## start Provided records
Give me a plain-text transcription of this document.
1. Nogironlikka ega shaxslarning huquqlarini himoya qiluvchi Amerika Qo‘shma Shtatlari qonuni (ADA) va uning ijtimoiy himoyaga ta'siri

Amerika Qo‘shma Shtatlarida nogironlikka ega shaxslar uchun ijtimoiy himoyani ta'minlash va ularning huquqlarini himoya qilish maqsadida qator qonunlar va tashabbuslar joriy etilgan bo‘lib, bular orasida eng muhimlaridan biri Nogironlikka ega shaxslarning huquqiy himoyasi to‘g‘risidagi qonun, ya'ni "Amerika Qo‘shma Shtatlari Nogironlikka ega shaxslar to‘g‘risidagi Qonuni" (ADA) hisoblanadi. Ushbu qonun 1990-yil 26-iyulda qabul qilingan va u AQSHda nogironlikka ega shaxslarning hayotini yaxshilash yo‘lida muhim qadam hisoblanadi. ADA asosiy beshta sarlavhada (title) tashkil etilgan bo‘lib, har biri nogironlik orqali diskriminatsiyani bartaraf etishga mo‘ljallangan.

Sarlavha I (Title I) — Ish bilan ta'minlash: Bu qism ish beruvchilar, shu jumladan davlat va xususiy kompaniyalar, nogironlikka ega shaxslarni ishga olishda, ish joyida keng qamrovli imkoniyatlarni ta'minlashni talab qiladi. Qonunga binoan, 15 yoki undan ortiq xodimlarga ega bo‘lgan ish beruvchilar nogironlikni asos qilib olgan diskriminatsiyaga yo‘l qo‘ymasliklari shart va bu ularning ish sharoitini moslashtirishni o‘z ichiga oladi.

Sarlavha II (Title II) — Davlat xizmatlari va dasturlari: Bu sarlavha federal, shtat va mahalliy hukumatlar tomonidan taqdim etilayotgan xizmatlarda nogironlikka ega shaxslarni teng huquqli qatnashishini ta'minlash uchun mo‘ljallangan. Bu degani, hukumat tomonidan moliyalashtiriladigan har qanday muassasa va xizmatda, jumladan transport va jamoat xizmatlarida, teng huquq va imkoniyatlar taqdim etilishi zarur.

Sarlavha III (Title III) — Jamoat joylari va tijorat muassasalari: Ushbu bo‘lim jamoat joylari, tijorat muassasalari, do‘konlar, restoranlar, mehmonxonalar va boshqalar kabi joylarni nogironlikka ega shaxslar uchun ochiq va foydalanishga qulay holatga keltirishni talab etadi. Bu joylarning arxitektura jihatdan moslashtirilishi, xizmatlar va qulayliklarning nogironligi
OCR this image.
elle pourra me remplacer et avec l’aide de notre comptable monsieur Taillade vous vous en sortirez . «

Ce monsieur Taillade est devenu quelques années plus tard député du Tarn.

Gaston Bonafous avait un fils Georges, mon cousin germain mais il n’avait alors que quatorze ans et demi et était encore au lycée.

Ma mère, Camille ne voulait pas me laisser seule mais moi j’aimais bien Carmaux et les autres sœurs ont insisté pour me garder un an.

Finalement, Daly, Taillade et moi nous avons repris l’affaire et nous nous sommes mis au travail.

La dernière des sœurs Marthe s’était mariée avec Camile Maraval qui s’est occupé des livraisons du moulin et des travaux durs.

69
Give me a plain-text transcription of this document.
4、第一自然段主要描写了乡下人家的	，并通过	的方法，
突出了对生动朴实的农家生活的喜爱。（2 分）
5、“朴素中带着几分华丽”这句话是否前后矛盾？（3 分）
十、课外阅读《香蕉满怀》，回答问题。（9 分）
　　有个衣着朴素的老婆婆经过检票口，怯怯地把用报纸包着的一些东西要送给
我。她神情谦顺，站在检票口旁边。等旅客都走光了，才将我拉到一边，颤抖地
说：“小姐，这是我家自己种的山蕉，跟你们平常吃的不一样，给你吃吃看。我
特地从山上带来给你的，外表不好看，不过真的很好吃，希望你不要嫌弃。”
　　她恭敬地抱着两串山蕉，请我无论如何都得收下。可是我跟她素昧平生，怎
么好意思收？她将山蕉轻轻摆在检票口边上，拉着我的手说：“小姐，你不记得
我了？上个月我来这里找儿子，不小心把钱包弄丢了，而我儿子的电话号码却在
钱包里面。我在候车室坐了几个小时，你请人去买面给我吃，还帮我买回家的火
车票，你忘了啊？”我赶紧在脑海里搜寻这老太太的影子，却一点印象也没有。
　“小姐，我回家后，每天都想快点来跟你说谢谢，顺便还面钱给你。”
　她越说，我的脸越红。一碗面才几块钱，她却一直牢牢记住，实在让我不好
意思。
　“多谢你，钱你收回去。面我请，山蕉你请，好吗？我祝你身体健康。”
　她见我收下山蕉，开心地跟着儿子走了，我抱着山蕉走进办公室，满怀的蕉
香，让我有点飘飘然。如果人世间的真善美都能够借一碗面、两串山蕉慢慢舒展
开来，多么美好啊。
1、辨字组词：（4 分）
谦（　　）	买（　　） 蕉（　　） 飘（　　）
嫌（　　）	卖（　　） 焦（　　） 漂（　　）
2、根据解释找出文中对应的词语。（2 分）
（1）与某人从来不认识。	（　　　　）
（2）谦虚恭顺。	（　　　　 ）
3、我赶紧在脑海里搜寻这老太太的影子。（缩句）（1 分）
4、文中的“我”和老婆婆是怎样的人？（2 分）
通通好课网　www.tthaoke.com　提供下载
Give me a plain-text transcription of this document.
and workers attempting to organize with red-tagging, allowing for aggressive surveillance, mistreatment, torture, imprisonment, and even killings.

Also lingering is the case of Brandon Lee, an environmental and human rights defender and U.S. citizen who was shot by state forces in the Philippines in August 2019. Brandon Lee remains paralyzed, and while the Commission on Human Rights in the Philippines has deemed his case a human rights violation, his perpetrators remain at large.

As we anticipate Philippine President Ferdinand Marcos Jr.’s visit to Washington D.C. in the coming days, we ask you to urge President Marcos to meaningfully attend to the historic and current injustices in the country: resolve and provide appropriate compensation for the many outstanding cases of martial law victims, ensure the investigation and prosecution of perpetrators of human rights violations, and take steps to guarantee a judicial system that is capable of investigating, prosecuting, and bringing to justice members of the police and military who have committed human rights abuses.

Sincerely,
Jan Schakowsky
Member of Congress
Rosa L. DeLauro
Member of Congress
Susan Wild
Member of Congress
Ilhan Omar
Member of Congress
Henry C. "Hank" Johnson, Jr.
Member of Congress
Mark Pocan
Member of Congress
## end Provided records
**What the task requires**.
Write the number of lines containing the word "mais" and nothing besides it.

**Correct output**.
2